[Data records]
# # # #

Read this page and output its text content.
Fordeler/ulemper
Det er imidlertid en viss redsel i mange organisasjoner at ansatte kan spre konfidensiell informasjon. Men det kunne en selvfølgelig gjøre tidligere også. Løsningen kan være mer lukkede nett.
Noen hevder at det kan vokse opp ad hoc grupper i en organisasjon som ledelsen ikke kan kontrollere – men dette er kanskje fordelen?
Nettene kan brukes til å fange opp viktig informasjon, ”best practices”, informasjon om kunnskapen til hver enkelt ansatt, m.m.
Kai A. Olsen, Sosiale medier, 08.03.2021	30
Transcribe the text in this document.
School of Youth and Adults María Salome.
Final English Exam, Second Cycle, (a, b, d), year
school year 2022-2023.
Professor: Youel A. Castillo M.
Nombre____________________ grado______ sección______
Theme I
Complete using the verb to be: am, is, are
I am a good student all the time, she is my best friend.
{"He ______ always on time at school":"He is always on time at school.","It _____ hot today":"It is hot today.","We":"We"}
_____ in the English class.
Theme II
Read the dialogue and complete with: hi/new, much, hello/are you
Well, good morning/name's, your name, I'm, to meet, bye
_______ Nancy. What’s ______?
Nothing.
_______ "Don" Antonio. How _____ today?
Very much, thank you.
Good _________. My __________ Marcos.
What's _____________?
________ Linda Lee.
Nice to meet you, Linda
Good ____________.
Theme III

# # # #

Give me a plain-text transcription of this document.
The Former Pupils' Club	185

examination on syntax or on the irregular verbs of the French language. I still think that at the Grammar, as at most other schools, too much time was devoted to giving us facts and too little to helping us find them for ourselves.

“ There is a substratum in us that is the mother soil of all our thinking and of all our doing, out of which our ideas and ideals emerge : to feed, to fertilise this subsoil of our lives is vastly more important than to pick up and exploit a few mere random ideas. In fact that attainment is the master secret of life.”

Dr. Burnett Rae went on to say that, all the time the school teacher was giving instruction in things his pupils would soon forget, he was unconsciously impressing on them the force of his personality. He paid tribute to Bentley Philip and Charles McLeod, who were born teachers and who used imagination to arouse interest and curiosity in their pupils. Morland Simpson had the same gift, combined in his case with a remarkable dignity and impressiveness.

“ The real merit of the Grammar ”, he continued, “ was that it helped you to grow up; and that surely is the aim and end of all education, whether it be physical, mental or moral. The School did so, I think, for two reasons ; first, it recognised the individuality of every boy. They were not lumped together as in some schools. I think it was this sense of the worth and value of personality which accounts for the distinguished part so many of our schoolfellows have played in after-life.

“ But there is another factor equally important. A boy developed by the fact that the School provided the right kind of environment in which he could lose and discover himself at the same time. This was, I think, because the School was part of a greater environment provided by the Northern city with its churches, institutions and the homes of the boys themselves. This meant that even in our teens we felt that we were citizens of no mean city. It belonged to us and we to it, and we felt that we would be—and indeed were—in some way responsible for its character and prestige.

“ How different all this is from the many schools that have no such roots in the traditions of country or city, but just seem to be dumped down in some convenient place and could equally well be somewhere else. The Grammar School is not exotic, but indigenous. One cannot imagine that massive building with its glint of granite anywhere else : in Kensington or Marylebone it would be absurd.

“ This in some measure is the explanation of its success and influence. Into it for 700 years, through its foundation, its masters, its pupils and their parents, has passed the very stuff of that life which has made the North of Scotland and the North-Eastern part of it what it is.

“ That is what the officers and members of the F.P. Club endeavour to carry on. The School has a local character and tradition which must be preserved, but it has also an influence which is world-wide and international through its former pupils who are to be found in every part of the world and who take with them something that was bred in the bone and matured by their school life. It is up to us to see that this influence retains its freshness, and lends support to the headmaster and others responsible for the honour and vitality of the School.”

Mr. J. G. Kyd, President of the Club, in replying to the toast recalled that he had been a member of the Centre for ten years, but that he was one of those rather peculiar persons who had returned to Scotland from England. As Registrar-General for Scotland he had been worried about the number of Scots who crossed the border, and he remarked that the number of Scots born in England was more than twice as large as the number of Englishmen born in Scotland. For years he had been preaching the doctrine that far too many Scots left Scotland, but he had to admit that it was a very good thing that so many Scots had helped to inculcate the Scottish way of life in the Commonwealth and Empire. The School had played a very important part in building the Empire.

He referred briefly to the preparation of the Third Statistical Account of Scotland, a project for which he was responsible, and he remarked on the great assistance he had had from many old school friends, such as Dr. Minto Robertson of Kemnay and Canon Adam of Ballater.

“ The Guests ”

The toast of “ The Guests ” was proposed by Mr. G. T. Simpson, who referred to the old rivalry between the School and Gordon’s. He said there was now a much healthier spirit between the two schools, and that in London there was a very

# # # #

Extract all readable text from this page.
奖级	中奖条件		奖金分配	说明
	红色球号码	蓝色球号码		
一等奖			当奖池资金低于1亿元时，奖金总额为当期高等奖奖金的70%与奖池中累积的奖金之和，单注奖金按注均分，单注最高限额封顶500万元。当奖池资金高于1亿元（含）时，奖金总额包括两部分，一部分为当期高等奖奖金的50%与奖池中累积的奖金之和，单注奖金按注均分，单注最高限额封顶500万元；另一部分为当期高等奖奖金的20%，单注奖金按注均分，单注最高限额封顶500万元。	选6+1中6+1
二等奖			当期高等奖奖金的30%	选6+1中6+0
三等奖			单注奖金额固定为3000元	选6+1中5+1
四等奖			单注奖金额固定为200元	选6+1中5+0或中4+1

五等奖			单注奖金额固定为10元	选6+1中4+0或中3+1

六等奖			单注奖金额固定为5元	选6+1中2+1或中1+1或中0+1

# # # #

▸ THE EXERCISE:
Look for "giving" and pull out every line that has it.

▸ TASK RESPONSE:
examination on syntax or on the irregular verbs of the French language. I still think that at the Grammar, as at most other schools, too much time was devoted to giving us facts and too little to helping us find them for ourselves.
Dr. Burnett Rae went on to say that, all the time the school teacher was giving instruction in things his pupils would soon forget, he was unconsciously impressing on them the force of his personality. He paid tribute to Bentley Philip and Charles McLeod, who were born teachers and who used imagination to arouse interest and curiosity in their pupils. Morland Simpson had the same gift, combined in his case with a remarkable dignity and impressiveness.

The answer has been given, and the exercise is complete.